--- Begin ---

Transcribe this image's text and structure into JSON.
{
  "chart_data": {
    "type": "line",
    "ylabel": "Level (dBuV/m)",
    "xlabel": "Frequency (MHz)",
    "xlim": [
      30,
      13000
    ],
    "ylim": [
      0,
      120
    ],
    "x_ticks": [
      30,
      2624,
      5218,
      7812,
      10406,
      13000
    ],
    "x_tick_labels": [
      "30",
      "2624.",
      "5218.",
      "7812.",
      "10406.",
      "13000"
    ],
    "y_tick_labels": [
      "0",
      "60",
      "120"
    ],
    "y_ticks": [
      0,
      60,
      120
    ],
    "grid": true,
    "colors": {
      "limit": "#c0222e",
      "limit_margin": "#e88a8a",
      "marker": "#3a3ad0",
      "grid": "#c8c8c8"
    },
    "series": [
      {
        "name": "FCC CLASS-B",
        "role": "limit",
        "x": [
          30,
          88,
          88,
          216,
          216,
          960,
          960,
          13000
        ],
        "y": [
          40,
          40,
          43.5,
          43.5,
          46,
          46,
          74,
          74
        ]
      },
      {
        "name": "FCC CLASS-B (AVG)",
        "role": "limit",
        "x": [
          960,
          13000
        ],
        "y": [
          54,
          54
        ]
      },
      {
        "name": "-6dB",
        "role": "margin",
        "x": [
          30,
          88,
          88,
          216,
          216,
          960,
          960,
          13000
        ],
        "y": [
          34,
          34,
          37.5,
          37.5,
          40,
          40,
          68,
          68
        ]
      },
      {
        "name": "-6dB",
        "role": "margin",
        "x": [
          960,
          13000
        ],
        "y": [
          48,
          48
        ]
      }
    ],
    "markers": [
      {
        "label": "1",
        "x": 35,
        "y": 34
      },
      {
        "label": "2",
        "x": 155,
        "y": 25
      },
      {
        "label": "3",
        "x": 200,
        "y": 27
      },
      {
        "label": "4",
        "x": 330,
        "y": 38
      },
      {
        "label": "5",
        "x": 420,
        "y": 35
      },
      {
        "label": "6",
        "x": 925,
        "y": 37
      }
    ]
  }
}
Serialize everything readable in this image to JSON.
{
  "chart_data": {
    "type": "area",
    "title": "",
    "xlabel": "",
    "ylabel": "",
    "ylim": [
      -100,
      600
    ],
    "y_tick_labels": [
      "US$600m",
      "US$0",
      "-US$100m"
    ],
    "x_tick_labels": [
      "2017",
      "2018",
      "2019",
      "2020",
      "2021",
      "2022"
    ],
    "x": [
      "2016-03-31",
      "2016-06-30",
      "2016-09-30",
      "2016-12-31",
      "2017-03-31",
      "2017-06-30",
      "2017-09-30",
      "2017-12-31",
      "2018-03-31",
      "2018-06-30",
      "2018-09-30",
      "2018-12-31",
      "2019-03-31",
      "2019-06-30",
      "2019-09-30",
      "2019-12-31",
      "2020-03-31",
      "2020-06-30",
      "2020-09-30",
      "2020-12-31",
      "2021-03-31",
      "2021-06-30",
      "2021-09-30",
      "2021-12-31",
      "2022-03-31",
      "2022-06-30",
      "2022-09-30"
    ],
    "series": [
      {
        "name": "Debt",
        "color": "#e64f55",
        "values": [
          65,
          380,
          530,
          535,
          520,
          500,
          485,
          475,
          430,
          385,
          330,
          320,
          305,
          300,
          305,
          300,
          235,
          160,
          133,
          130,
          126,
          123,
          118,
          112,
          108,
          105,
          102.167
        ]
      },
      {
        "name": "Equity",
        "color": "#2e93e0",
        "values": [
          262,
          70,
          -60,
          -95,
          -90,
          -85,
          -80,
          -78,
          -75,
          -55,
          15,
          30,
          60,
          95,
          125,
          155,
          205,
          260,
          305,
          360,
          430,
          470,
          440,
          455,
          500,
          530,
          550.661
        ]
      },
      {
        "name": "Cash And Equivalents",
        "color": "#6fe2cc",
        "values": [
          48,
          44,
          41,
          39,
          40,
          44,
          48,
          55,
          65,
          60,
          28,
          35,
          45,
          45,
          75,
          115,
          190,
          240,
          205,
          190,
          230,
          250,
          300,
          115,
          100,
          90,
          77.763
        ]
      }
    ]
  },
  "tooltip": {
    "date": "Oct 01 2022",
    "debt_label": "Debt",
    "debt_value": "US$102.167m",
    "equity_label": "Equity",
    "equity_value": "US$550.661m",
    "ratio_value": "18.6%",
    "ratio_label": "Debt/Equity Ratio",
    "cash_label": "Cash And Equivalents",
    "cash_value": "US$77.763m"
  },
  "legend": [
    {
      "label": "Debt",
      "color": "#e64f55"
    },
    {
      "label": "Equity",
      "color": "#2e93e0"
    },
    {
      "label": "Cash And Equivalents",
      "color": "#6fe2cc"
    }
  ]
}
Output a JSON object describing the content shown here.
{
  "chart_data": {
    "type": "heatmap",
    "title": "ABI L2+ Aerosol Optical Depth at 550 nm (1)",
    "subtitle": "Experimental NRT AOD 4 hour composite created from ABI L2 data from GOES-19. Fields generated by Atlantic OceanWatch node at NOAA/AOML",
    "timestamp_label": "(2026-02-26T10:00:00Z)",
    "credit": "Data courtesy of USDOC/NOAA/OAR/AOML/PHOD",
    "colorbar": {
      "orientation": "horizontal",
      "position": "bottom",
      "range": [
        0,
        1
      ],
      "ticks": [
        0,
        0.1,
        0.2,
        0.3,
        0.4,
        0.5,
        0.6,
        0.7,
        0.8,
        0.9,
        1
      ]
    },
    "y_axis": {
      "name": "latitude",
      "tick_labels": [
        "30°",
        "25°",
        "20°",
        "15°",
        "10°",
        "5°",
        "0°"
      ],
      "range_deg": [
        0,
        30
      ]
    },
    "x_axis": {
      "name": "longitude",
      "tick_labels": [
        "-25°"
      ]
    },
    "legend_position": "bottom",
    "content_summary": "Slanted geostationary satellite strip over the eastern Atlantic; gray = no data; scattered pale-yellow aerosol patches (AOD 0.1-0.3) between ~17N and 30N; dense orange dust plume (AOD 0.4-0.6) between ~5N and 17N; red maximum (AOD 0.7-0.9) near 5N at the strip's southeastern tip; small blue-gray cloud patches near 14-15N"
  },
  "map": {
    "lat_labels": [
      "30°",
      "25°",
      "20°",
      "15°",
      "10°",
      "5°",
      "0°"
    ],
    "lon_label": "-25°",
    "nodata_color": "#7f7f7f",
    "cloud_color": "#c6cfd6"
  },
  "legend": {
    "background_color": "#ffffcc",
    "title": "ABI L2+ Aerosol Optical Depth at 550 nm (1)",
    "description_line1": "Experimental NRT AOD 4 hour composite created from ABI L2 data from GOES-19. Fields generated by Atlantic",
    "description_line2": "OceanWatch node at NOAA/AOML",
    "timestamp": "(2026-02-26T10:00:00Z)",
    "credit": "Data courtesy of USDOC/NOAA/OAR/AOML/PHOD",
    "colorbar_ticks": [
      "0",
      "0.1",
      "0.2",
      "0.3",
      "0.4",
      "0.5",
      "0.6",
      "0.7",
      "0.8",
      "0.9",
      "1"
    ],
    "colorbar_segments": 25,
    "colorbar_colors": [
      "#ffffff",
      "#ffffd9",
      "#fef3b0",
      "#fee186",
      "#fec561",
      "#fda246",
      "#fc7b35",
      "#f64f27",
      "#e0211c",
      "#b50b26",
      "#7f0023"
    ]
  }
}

--- End ---

## YOUR TASK:
All of the entries must be written out exactly as they stand.

## COMPLETE ANSWER:
Transcribe this image's text and structure into JSON.
{
  "chart_data": {
    "type": "line",
    "ylabel": "Level (dBuV/m)",
    "xlabel": "Frequency (MHz)",
    "xlim": [
      30,
      13000
    ],
    "ylim": [
      0,
      120
    ],
    "x_ticks": [
      30,
      2624,
      5218,
      7812,
      10406,
      13000
    ],
    "x_tick_labels": [
      "30",
      "2624.",
      "5218.",
      "7812.",
      "10406.",
      "13000"
    ],
    "y_tick_labels": [
      "0",
      "60",
      "120"
    ],
    "y_ticks": [
      0,
      60,
      120
    ],
    "grid": true,
    "colors": {
      "limit": "#c0222e",
      "limit_margin": "#e88a8a",
      "marker": "#3a3ad0",
      "grid": "#c8c8c8"
    },
    "series": [
      {
        "name": "FCC CLASS-B",
        "role": "limit",
        "x": [
          30,
          88,
          88,
          216,
          216,
          960,
          960,
          13000
        ],
        "y": [
          40,
          40,
          43.5,
          43.5,
          46,
          46,
          74,
          74
        ]
      },
      {
        "name": "FCC CLASS-B (AVG)",
        "role": "limit",
        "x": [
          960,
          13000
        ],
        "y": [
          54,
          54
        ]
      },
      {
        "name": "-6dB",
        "role": "margin",
        "x": [
          30,
          88,
          88,
          216,
          216,
          960,
          960,
          13000
        ],
        "y": [
          34,
          34,
          37.5,
          37.5,
          40,
          40,
          68,
          68
        ]
      },
      {
        "name": "-6dB",
        "role": "margin",
        "x": [
          960,
          13000
        ],
        "y": [
          48,
          48
        ]
      }
    ],
    "markers": [
      {
        "label": "1",
        "x": 35,
        "y": 34
      },
      {
        "label": "2",
        "x": 155,
        "y": 25
      },
      {
        "label": "3",
        "x": 200,
        "y": 27
      },
      {
        "label": "4",
        "x": 330,
        "y": 38
      },
      {
        "label": "5",
        "x": 420,
        "y": 35
      },
      {
        "label": "6",
        "x": 925,
        "y": 37
      }
    ]
  }
}
Serialize everything readable in this image to JSON.
{
  "chart_data": {
    "type": "area",
    "title": "",
    "xlabel": "",
    "ylabel": "",
    "ylim": [
      -100,
      600
    ],
    "y_tick_labels": [
      "US$600m",
      "US$0",
      "-US$100m"
    ],
    "x_tick_labels": [
      "2017",
      "2018",
      "2019",
      "2020",
      "2021",
      "2022"
    ],
    "x": [
      "2016-03-31",
      "2016-06-30",
      "2016-09-30",
      "2016-12-31",
      "2017-03-31",
      "2017-06-30",
      "2017-09-30",
      "2017-12-31",
      "2018-03-31",
      "2018-06-30",
      "2018-09-30",
      "2018-12-31",
      "2019-03-31",
      "2019-06-30",
      "2019-09-30",
      "2019-12-31",
      "2020-03-31",
      "2020-06-30",
      "2020-09-30",
      "2020-12-31",
      "2021-03-31",
      "2021-06-30",
      "2021-09-30",
      "2021-12-31",
      "2022-03-31",
      "2022-06-30",
      "2022-09-30"
    ],
    "series": [
      {
        "name": "Debt",
        "color": "#e64f55",
        "values": [
          65,
          380,
          530,
          535,
          520,
          500,
          485,
          475,
          430,
          385,
          330,
          320,
          305,
          300,
          305,
          300,
          235,
          160,
          133,
          130,
          126,
          123,
          118,
          112,
          108,
          105,
          102.167
        ]
      },
      {
        "name": "Equity",
        "color": "#2e93e0",
        "values": [
          262,
          70,
          -60,
          -95,
          -90,
          -85,
          -80,
          -78,
          -75,
          -55,
          15,
          30,
          60,
          95,
          125,
          155,
          205,
          260,
          305,
          360,
          430,
          470,
          440,
          455,
          500,
          530,
          550.661
        ]
      },
      {
        "name": "Cash And Equivalents",
        "color": "#6fe2cc",
        "values": [
          48,
          44,
          41,
          39,
          40,
          44,
          48,
          55,
          65,
          60,
          28,
          35,
          45,
          45,
          75,
          115,
          190,
          240,
          205,
          190,
          230,
          250,
          300,
          115,
          100,
          90,
          77.763
        ]
      }
    ]
  },
  "tooltip": {
    "date": "Oct 01 2022",
    "debt_label": "Debt",
    "debt_value": "US$102.167m",
    "equity_label": "Equity",
    "equity_value": "US$550.661m",
    "ratio_value": "18.6%",
    "ratio_label": "Debt/Equity Ratio",
    "cash_label": "Cash And Equivalents",
    "cash_value": "US$77.763m"
  },
  "legend": [
    {
      "label": "Debt",
      "color": "#e64f55"
    },
    {
      "label": "Equity",
      "color": "#2e93e0"
    },
    {
      "label": "Cash And Equivalents",
      "color": "#6fe2cc"
    }
  ]
}
Output a JSON object describing the content shown here.
{
  "chart_data": {
    "type": "heatmap",
    "title": "ABI L2+ Aerosol Optical Depth at 550 nm (1)",
    "subtitle": "Experimental NRT AOD 4 hour composite created from ABI L2 data from GOES-19. Fields generated by Atlantic OceanWatch node at NOAA/AOML",
    "timestamp_label": "(2026-02-26T10:00:00Z)",
    "credit": "Data courtesy of USDOC/NOAA/OAR/AOML/PHOD",
    "colorbar": {
      "orientation": "horizontal",
      "position": "bottom",
      "range": [
        0,
        1
      ],
      "ticks": [
        0,
        0.1,
        0.2,
        0.3,
        0.4,
        0.5,
        0.6,
        0.7,
        0.8,
        0.9,
        1
      ]
    },
    "y_axis": {
      "name": "latitude",
      "tick_labels": [
        "30°",
        "25°",
        "20°",
        "15°",
        "10°",
        "5°",
        "0°"
      ],
      "range_deg": [
        0,
        30
      ]
    },
    "x_axis": {
      "name": "longitude",
      "tick_labels": [
        "-25°"
      ]
    },
    "legend_position": "bottom",
    "content_summary": "Slanted geostationary satellite strip over the eastern Atlantic; gray = no data; scattered pale-yellow aerosol patches (AOD 0.1-0.3) between ~17N and 30N; dense orange dust plume (AOD 0.4-0.6) between ~5N and 17N; red maximum (AOD 0.7-0.9) near 5N at the strip's southeastern tip; small blue-gray cloud patches near 14-15N"
  },
  "map": {
    "lat_labels": [
      "30°",
      "25°",
      "20°",
      "15°",
      "10°",
      "5°",
      "0°"
    ],
    "lon_label": "-25°",
    "nodata_color": "#7f7f7f",
    "cloud_color": "#c6cfd6"
  },
  "legend": {
    "background_color": "#ffffcc",
    "title": "ABI L2+ Aerosol Optical Depth at 550 nm (1)",
    "description_line1": "Experimental NRT AOD 4 hour composite created from ABI L2 data from GOES-19. Fields generated by Atlantic",
    "description_line2": "OceanWatch node at NOAA/AOML",
    "timestamp": "(2026-02-26T10:00:00Z)",
    "credit": "Data courtesy of USDOC/NOAA/OAR/AOML/PHOD",
    "colorbar_ticks": [
      "0",
      "0.1",
      "0.2",
      "0.3",
      "0.4",
      "0.5",
      "0.6",
      "0.7",
      "0.8",
      "0.9",
      "1"
    ],
    "colorbar_segments": 25,
    "colorbar_colors": [
      "#ffffff",
      "#ffffd9",
      "#fef3b0",
      "#fee186",
      "#fec561",
      "#fda246",
      "#fc7b35",
      "#f64f27",
      "#e0211c",
      "#b50b26",
      "#7f0023"
    ]
  }
}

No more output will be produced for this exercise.